Don't copy the pictures; return every other part of the records exactly.

════════════════

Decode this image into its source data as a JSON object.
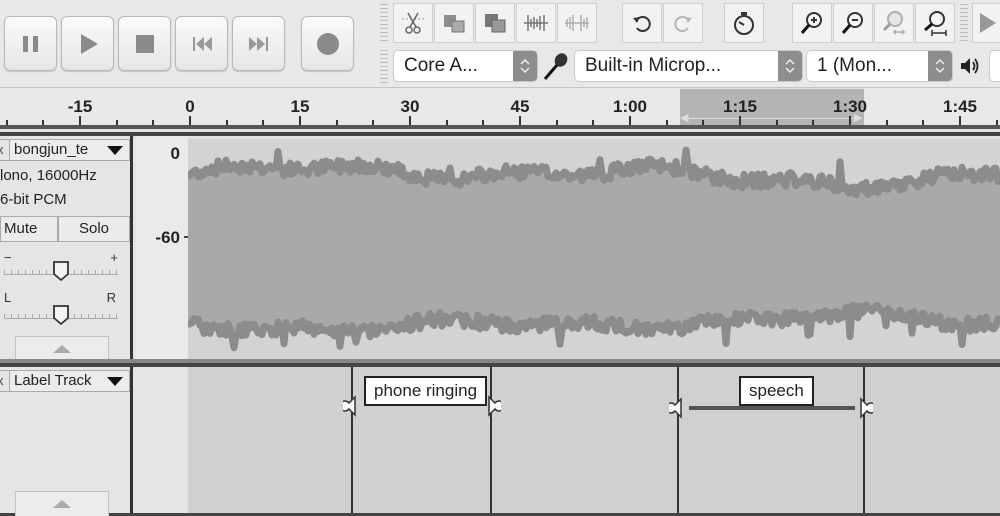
{
  "transport": {
    "buttons": [
      {
        "name": "pause",
        "icon": "pause-icon"
      },
      {
        "name": "play",
        "icon": "play-icon"
      },
      {
        "name": "stop",
        "icon": "stop-icon"
      },
      {
        "name": "skip-to-start",
        "icon": "skip-start-icon"
      },
      {
        "name": "skip-to-end",
        "icon": "skip-end-icon"
      },
      {
        "name": "record",
        "icon": "record-icon"
      }
    ]
  },
  "edit_tools": [
    "cut-icon",
    "copy-icon",
    "paste-icon",
    "trim-icon",
    "silence-icon"
  ],
  "history_tools": [
    "undo-icon",
    "redo-icon"
  ],
  "timer_tool": "timer-icon",
  "zoom_tools": [
    "zoom-in-icon",
    "zoom-out-icon",
    "fit-selection-icon",
    "fit-project-icon"
  ],
  "devices": {
    "host": "Core A...",
    "input_device": "Built-in Microp...",
    "channels": "1 (Mon..."
  },
  "ruler": {
    "labels": [
      "-15",
      "0",
      "15",
      "30",
      "45",
      "1:00",
      "1:15",
      "1:30",
      "1:45"
    ],
    "selection": {
      "start": "1:05",
      "end": "1:30"
    }
  },
  "audio_track": {
    "name": "bongjun_te",
    "info_line1": "lono, 16000Hz",
    "info_line2": "6-bit PCM",
    "mute_label": "Mute",
    "solo_label": "Solo",
    "gain_minus": "−",
    "gain_plus": "+",
    "pan_left": "L",
    "pan_right": "R",
    "gain_value": 0.5,
    "pan_value": 0.5,
    "scale_top": "0",
    "scale_mid": "-60"
  },
  "label_track": {
    "name": "Label Track",
    "labels": [
      {
        "text": "phone ringing",
        "start": "0:27",
        "end": "0:40"
      },
      {
        "text": "speech",
        "start": "1:05",
        "end": "1:30"
      }
    ]
  }
}
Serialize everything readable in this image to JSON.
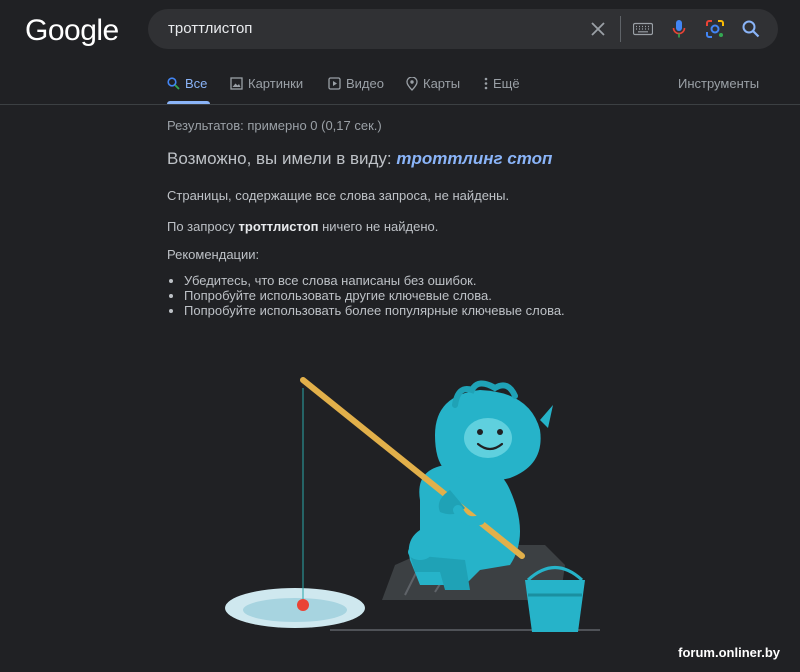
{
  "logo": "Google",
  "search": {
    "query": "троттлистоп"
  },
  "tabs": [
    {
      "label": "Все",
      "icon": "search-icon"
    },
    {
      "label": "Картинки",
      "icon": "image-icon"
    },
    {
      "label": "Видео",
      "icon": "play-icon"
    },
    {
      "label": "Карты",
      "icon": "map-pin-icon"
    },
    {
      "label": "Ещё",
      "icon": "more-vert-icon"
    }
  ],
  "tools_label": "Инструменты",
  "results": {
    "stats": "Результатов: примерно 0 (0,17 сек.)",
    "did_you_mean_prefix": "Возможно, вы имели в виду:",
    "did_you_mean_suggestion": "троттлинг стоп",
    "not_found_line": "Страницы, содержащие все слова запроса, не найдены.",
    "query_prefix": "По запросу",
    "query_bold": "троттлистоп",
    "query_suffix": "ничего не найдено.",
    "recommendations_title": "Рекомендации:",
    "recommendations": [
      "Убедитесь, что все слова написаны без ошибок.",
      "Попробуйте использовать другие ключевые слова.",
      "Попробуйте использовать более популярные ключевые слова."
    ]
  },
  "watermark": "forum.onliner.by",
  "colors": {
    "accent": "#8ab4f8",
    "background": "#202124",
    "search_bg": "#303134",
    "character": "#26b3c9"
  }
}
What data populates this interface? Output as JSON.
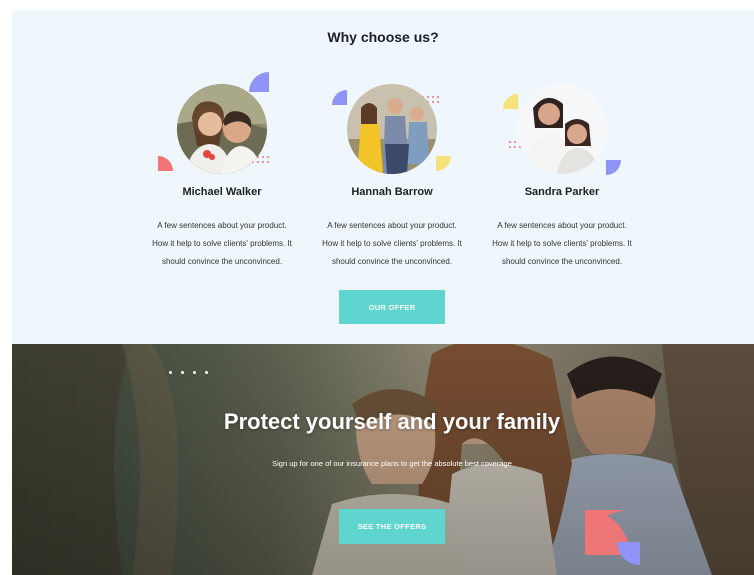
{
  "why_section": {
    "title_bold": "Why",
    "title_rest": " choose us?",
    "cards": [
      {
        "name": "Michael Walker",
        "text": [
          "A few sentences about your product.",
          "How it help to solve clients' problems. It",
          "should convince the unconvinced."
        ]
      },
      {
        "name": "Hannah Barrow",
        "text": [
          "A few sentences about your product.",
          "How it help to solve clients' problems. It",
          "should convince the unconvinced."
        ]
      },
      {
        "name": "Sandra Parker",
        "text": [
          "A few sentences about your product.",
          "How it help to solve clients' problems. It",
          "should convince the unconvinced."
        ]
      }
    ],
    "button_label": "OUR OFFER"
  },
  "hero": {
    "title": "Protect yourself and your family",
    "subtitle": "Sign up for one of our insurance plans to get the absolute best coverage",
    "button_label": "SEE THE OFFERS"
  },
  "colors": {
    "section_bg": "#eff7fc",
    "accent_teal": "#5ed6cf",
    "accent_coral": "#f27474",
    "accent_violet": "#8f93f5",
    "accent_yellow": "#f5e27a"
  }
}
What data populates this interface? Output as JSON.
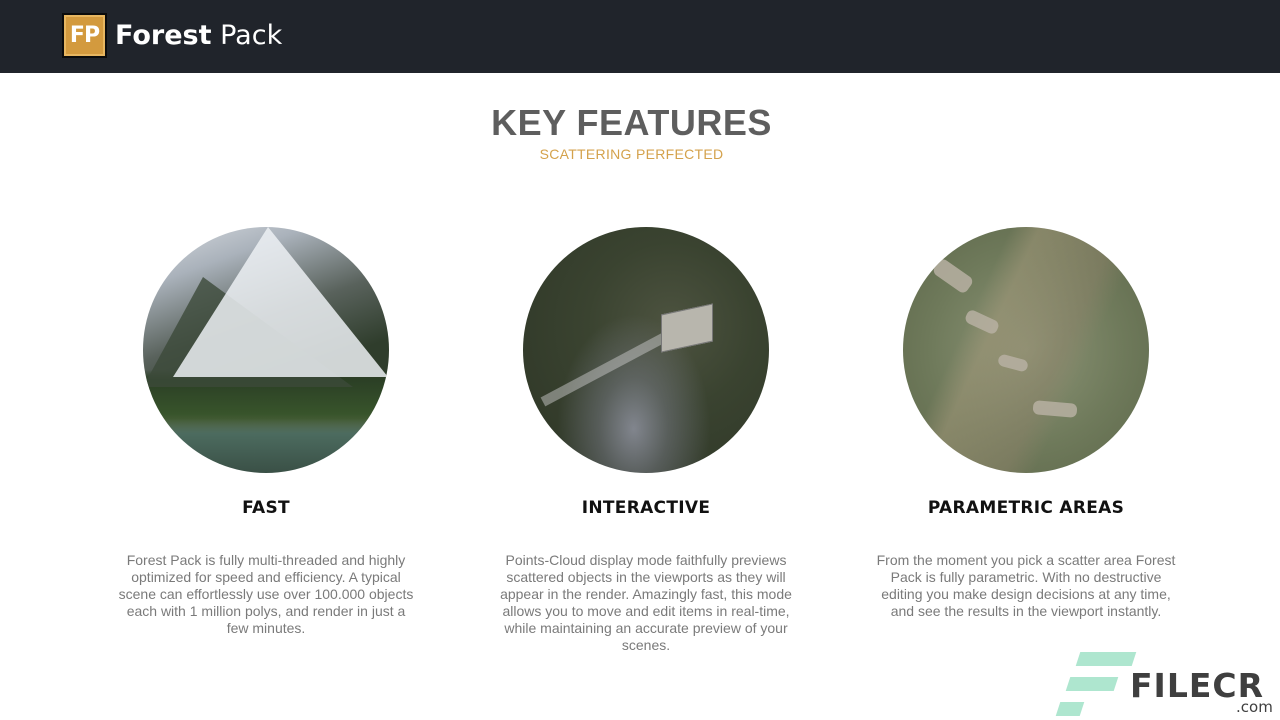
{
  "header": {
    "logo_badge": "FP",
    "brand_first": "Forest",
    "brand_second": "Pack"
  },
  "section": {
    "title": "KEY FEATURES",
    "subtitle": "SCATTERING PERFECTED"
  },
  "features": [
    {
      "heading": "FAST",
      "description": "Forest Pack is fully multi-threaded and highly optimized for speed and efficiency. A typical scene can effortlessly use over 100.000 objects each with 1 million polys, and render in just a few minutes."
    },
    {
      "heading": "INTERACTIVE",
      "description": "Points-Cloud display mode faithfully previews scattered objects in the viewports as they will appear in the render. Amazingly fast, this mode allows you to move and edit items in real-time, while maintaining an accurate preview of your scenes."
    },
    {
      "heading": "PARAMETRIC AREAS",
      "description": "From the moment you pick a scatter area Forest Pack is fully parametric. With no destructive editing you make design decisions at any time, and see the results in the viewport instantly."
    }
  ],
  "watermark": {
    "brand": "FILECR",
    "domain": ".com"
  },
  "colors": {
    "header_bg": "#20242b",
    "accent_gold": "#d4a24c",
    "watermark_mint": "#aee6cf"
  }
}
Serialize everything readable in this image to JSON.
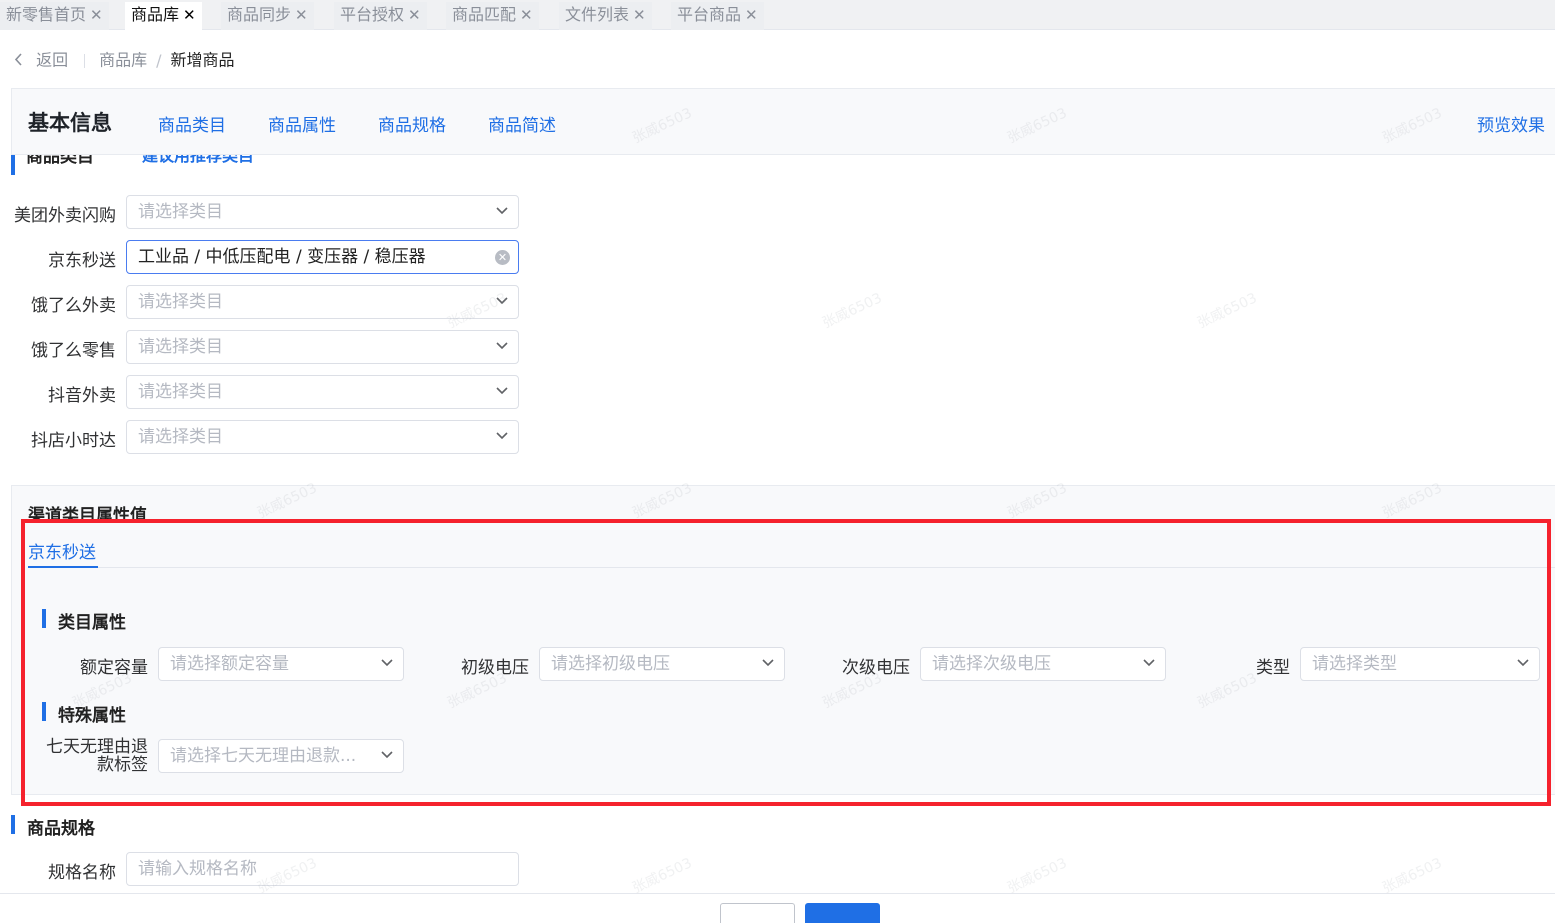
{
  "tabs": [
    {
      "label": "新零售首页",
      "active": false
    },
    {
      "label": "商品库",
      "active": true
    },
    {
      "label": "商品同步",
      "active": false
    },
    {
      "label": "平台授权",
      "active": false
    },
    {
      "label": "商品匹配",
      "active": false
    },
    {
      "label": "文件列表",
      "active": false
    },
    {
      "label": "平台商品",
      "active": false
    }
  ],
  "tab_close": "✕",
  "breadcrumb": {
    "back": "返回",
    "parent": "商品库",
    "separator": "/",
    "current": "新增商品"
  },
  "anchor_nav": {
    "title": "基本信息",
    "items": [
      "商品类目",
      "商品属性",
      "商品规格",
      "商品简述"
    ],
    "preview": "预览效果"
  },
  "category_section": {
    "title": "商品类目",
    "hint": "建议用推荐类目"
  },
  "category_rows": [
    {
      "label": "美团外卖闪购",
      "placeholder": "请选择类目",
      "value": ""
    },
    {
      "label": "京东秒送",
      "placeholder": "请选择类目",
      "value": "工业品 / 中低压配电 / 变压器 / 稳压器"
    },
    {
      "label": "饿了么外卖",
      "placeholder": "请选择类目",
      "value": ""
    },
    {
      "label": "饿了么零售",
      "placeholder": "请选择类目",
      "value": ""
    },
    {
      "label": "抖音外卖",
      "placeholder": "请选择类目",
      "value": ""
    },
    {
      "label": "抖店小时达",
      "placeholder": "请选择类目",
      "value": ""
    }
  ],
  "channel_props": {
    "title": "渠道类目属性值",
    "active_tab": "京东秒送",
    "category_attrs_title": "类目属性",
    "category_attrs": [
      {
        "label": "额定容量",
        "placeholder": "请选择额定容量"
      },
      {
        "label": "初级电压",
        "placeholder": "请选择初级电压"
      },
      {
        "label": "次级电压",
        "placeholder": "请选择次级电压"
      },
      {
        "label": "类型",
        "placeholder": "请选择类型"
      }
    ],
    "special_attrs_title": "特殊属性",
    "special_attrs": [
      {
        "label_line1": "七天无理由退",
        "label_line2": "款标签",
        "placeholder": "请选择七天无理由退款..."
      }
    ]
  },
  "spec_section": {
    "title": "商品规格",
    "name_label": "规格名称",
    "name_placeholder": "请输入规格名称"
  },
  "watermark": "张威6503",
  "colors": {
    "accent": "#1f6fe5",
    "highlight_box": "#f5222d"
  }
}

════════════════

**COMPLETE RESPONSE:**
Decode this image into its source data as a JSON object.
{
  "transport": {
    "buttons": [
      {
        "name": "pause",
        "icon": "pause-icon"
      },
      {
        "name": "play",
        "icon": "play-icon"
      },
      {
        "name": "stop",
        "icon": "stop-icon"
      },
      {
        "name": "skip-to-start",
        "icon": "skip-start-icon"
      },
      {
        "name": "skip-to-end",
        "icon": "skip-end-icon"
      },
      {
        "name": "record",
        "icon": "record-icon"
      }
    ]
  },
  "edit_tools": [
    "cut-icon",
    "copy-icon",
    "paste-icon",
    "trim-icon",
    "silence-icon"
  ],
  "history_tools": [
    "undo-icon",
    "redo-icon"
  ],
  "timer_tool": "timer-icon",
  "zoom_tools": [
    "zoom-in-icon",
    "zoom-out-icon",
    "fit-selection-icon",
    "fit-project-icon"
  ],
  "devices": {
    "host": "Core A...",
    "input_device": "Built-in Microp...",
    "channels": "1 (Mon..."
  },
  "ruler": {
    "labels": [
      "-15",
      "0",
      "15",
      "30",
      "45",
      "1:00",
      "1:15",
      "1:30",
      "1:45"
    ],
    "selection": {
      "start": "1:05",
      "end": "1:30"
    }
  },
  "audio_track": {
    "name": "bongjun_te",
    "info_line1": "lono, 16000Hz",
    "info_line2": "6-bit PCM",
    "mute_label": "Mute",
    "solo_label": "Solo",
    "gain_minus": "−",
    "gain_plus": "+",
    "pan_left": "L",
    "pan_right": "R",
    "gain_value": 0.5,
    "pan_value": 0.5,
    "scale_top": "0",
    "scale_mid": "-60"
  },
  "label_track": {
    "name": "Label Track",
    "labels": [
      {
        "text": "phone ringing",
        "start": "0:27",
        "end": "0:40"
      },
      {
        "text": "speech",
        "start": "1:05",
        "end": "1:30"
      }
    ]
  }
}
Serialize everything readable in this image to JSON.
{
  "logo": "Google",
  "search": {
    "query": "троттлистоп"
  },
  "tabs": [
    {
      "label": "Все",
      "icon": "search-icon"
    },
    {
      "label": "Картинки",
      "icon": "image-icon"
    },
    {
      "label": "Видео",
      "icon": "play-icon"
    },
    {
      "label": "Карты",
      "icon": "map-pin-icon"
    },
    {
      "label": "Ещё",
      "icon": "more-vert-icon"
    }
  ],
  "tools_label": "Инструменты",
  "results": {
    "stats": "Результатов: примерно 0 (0,17 сек.)",
    "did_you_mean_prefix": "Возможно, вы имели в виду:",
    "did_you_mean_suggestion": "троттлинг стоп",
    "not_found_line": "Страницы, содержащие все слова запроса, не найдены.",
    "query_prefix": "По запросу",
    "query_bold": "троттлистоп",
    "query_suffix": "ничего не найдено.",
    "recommendations_title": "Рекомендации:",
    "recommendations": [
      "Убедитесь, что все слова написаны без ошибок.",
      "Попробуйте использовать другие ключевые слова.",
      "Попробуйте использовать более популярные ключевые слова."
    ]
  },
  "watermark": "forum.onliner.by",
  "colors": {
    "accent": "#8ab4f8",
    "background": "#202124",
    "search_bg": "#303134",
    "character": "#26b3c9"
  }
}
What data populates this interface? Output as JSON.
{
  "why_section": {
    "title_bold": "Why",
    "title_rest": " choose us?",
    "cards": [
      {
        "name": "Michael Walker",
        "text": [
          "A few sentences about your product.",
          "How it help to solve clients' problems. It",
          "should convince the unconvinced."
        ]
      },
      {
        "name": "Hannah Barrow",
        "text": [
          "A few sentences about your product.",
          "How it help to solve clients' problems. It",
          "should convince the unconvinced."
        ]
      },
      {
        "name": "Sandra Parker",
        "text": [
          "A few sentences about your product.",
          "How it help to solve clients' problems. It",
          "should convince the unconvinced."
        ]
      }
    ],
    "button_label": "OUR OFFER"
  },
  "hero": {
    "title": "Protect yourself and your family",
    "subtitle": "Sign up for one of our insurance plans to get the absolute best coverage",
    "button_label": "SEE THE OFFERS"
  },
  "colors": {
    "section_bg": "#eff7fc",
    "accent_teal": "#5ed6cf",
    "accent_coral": "#f27474",
    "accent_violet": "#8f93f5",
    "accent_yellow": "#f5e27a"
  }
}
What data populates this interface? Output as JSON.
{
  "header": {
    "logo_badge": "FP",
    "brand_first": "Forest",
    "brand_second": "Pack"
  },
  "section": {
    "title": "KEY FEATURES",
    "subtitle": "SCATTERING PERFECTED"
  },
  "features": [
    {
      "heading": "FAST",
      "description": "Forest Pack is fully multi-threaded and highly optimized for speed and efficiency. A typical scene can effortlessly use over 100.000 objects each with 1 million polys, and render in just a few minutes."
    },
    {
      "heading": "INTERACTIVE",
      "description": "Points-Cloud display mode faithfully previews scattered objects in the viewports as they will appear in the render. Amazingly fast, this mode allows you to move and edit items in real-time, while maintaining an accurate preview of your scenes."
    },
    {
      "heading": "PARAMETRIC AREAS",
      "description": "From the moment you pick a scatter area Forest Pack is fully parametric. With no destructive editing you make design decisions at any time, and see the results in the viewport instantly."
    }
  ],
  "watermark": {
    "brand": "FILECR",
    "domain": ".com"
  },
  "colors": {
    "header_bg": "#20242b",
    "accent_gold": "#d4a24c",
    "watermark_mint": "#aee6cf"
  }
}
Serialize everything readable in this image to JSON.
{
  "tabs": [
    {
      "label": "新零售首页",
      "active": false
    },
    {
      "label": "商品库",
      "active": true
    },
    {
      "label": "商品同步",
      "active": false
    },
    {
      "label": "平台授权",
      "active": false
    },
    {
      "label": "商品匹配",
      "active": false
    },
    {
      "label": "文件列表",
      "active": false
    },
    {
      "label": "平台商品",
      "active": false
    }
  ],
  "tab_close": "✕",
  "breadcrumb": {
    "back": "返回",
    "parent": "商品库",
    "separator": "/",
    "current": "新增商品"
  },
  "anchor_nav": {
    "title": "基本信息",
    "items": [
      "商品类目",
      "商品属性",
      "商品规格",
      "商品简述"
    ],
    "preview": "预览效果"
  },
  "category_section": {
    "title": "商品类目",
    "hint": "建议用推荐类目"
  },
  "category_rows": [
    {
      "label": "美团外卖闪购",
      "placeholder": "请选择类目",
      "value": ""
    },
    {
      "label": "京东秒送",
      "placeholder": "请选择类目",
      "value": "工业品 / 中低压配电 / 变压器 / 稳压器"
    },
    {
      "label": "饿了么外卖",
      "placeholder": "请选择类目",
      "value": ""
    },
    {
      "label": "饿了么零售",
      "placeholder": "请选择类目",
      "value": ""
    },
    {
      "label": "抖音外卖",
      "placeholder": "请选择类目",
      "value": ""
    },
    {
      "label": "抖店小时达",
      "placeholder": "请选择类目",
      "value": ""
    }
  ],
  "channel_props": {
    "title": "渠道类目属性值",
    "active_tab": "京东秒送",
    "category_attrs_title": "类目属性",
    "category_attrs": [
      {
        "label": "额定容量",
        "placeholder": "请选择额定容量"
      },
      {
        "label": "初级电压",
        "placeholder": "请选择初级电压"
      },
      {
        "label": "次级电压",
        "placeholder": "请选择次级电压"
      },
      {
        "label": "类型",
        "placeholder": "请选择类型"
      }
    ],
    "special_attrs_title": "特殊属性",
    "special_attrs": [
      {
        "label_line1": "七天无理由退",
        "label_line2": "款标签",
        "placeholder": "请选择七天无理由退款..."
      }
    ]
  },
  "spec_section": {
    "title": "商品规格",
    "name_label": "规格名称",
    "name_placeholder": "请输入规格名称"
  },
  "watermark": "张威6503",
  "colors": {
    "accent": "#1f6fe5",
    "highlight_box": "#f5222d"
  }
}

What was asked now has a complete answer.